Begin at the line below that contains "Read all visible content and emit it as JSON.". Repeat it and all remaining lines of the records exactly.

# Extracted data entries
- - - -
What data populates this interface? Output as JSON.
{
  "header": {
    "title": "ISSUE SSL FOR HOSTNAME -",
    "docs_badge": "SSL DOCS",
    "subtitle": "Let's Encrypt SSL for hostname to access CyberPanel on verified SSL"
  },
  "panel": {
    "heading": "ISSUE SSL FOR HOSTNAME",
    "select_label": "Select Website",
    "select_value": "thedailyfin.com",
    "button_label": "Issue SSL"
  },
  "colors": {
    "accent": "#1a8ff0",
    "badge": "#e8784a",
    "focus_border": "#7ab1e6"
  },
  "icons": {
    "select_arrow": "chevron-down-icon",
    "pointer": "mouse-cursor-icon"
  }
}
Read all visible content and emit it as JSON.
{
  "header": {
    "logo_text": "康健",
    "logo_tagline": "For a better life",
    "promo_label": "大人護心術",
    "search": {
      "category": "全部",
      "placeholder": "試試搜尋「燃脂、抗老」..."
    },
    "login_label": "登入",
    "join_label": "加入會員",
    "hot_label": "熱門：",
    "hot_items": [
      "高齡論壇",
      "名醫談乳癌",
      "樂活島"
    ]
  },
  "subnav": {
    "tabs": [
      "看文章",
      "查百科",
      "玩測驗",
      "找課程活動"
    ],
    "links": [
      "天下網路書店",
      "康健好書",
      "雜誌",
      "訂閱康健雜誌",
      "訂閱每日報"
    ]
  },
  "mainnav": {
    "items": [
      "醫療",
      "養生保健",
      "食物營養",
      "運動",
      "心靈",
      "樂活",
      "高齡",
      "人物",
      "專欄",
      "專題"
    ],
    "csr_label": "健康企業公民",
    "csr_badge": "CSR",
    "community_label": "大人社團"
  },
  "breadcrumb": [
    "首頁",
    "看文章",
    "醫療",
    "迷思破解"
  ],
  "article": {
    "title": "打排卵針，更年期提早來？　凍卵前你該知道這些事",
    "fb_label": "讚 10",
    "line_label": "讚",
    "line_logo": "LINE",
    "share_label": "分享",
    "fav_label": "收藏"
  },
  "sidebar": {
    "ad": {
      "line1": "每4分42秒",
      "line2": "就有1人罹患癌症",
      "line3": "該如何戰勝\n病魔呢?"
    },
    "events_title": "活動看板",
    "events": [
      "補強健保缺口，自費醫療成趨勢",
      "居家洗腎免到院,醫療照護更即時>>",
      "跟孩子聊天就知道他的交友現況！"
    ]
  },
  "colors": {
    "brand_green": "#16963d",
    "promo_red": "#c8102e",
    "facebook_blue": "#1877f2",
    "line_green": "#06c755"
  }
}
- - - -
# Correct output
Read all visible content and emit it as JSON.
{
  "header": {
    "logo_text": "康健",
    "logo_tagline": "For a better life",
    "promo_label": "大人護心術",
    "search": {
      "category": "全部",
      "placeholder": "試試搜尋「燃脂、抗老」..."
    },
    "login_label": "登入",
    "join_label": "加入會員",
    "hot_label": "熱門：",
    "hot_items": [
      "高齡論壇",
      "名醫談乳癌",
      "樂活島"
    ]
  },
  "subnav": {
    "tabs": [
      "看文章",
      "查百科",
      "玩測驗",
      "找課程活動"
    ],
    "links": [
      "天下網路書店",
      "康健好書",
      "雜誌",
      "訂閱康健雜誌",
      "訂閱每日報"
    ]
  },
  "mainnav": {
    "items": [
      "醫療",
      "養生保健",
      "食物營養",
      "運動",
      "心靈",
      "樂活",
      "高齡",
      "人物",
      "專欄",
      "專題"
    ],
    "csr_label": "健康企業公民",
    "csr_badge": "CSR",
    "community_label": "大人社團"
  },
  "breadcrumb": [
    "首頁",
    "看文章",
    "醫療",
    "迷思破解"
  ],
  "article": {
    "title": "打排卵針，更年期提早來？　凍卵前你該知道這些事",
    "fb_label": "讚 10",
    "line_label": "讚",
    "line_logo": "LINE",
    "share_label": "分享",
    "fav_label": "收藏"
  },
  "sidebar": {
    "ad": {
      "line1": "每4分42秒",
      "line2": "就有1人罹患癌症",
      "line3": "該如何戰勝\n病魔呢?"
    },
    "events_title": "活動看板",
    "events": [
      "補強健保缺口，自費醫療成趨勢",
      "居家洗腎免到院,醫療照護更即時>>",
      "跟孩子聊天就知道他的交友現況！"
    ]
  },
  "colors": {
    "brand_green": "#16963d",
    "promo_red": "#c8102e",
    "facebook_blue": "#1877f2",
    "line_green": "#06c755"
  }
}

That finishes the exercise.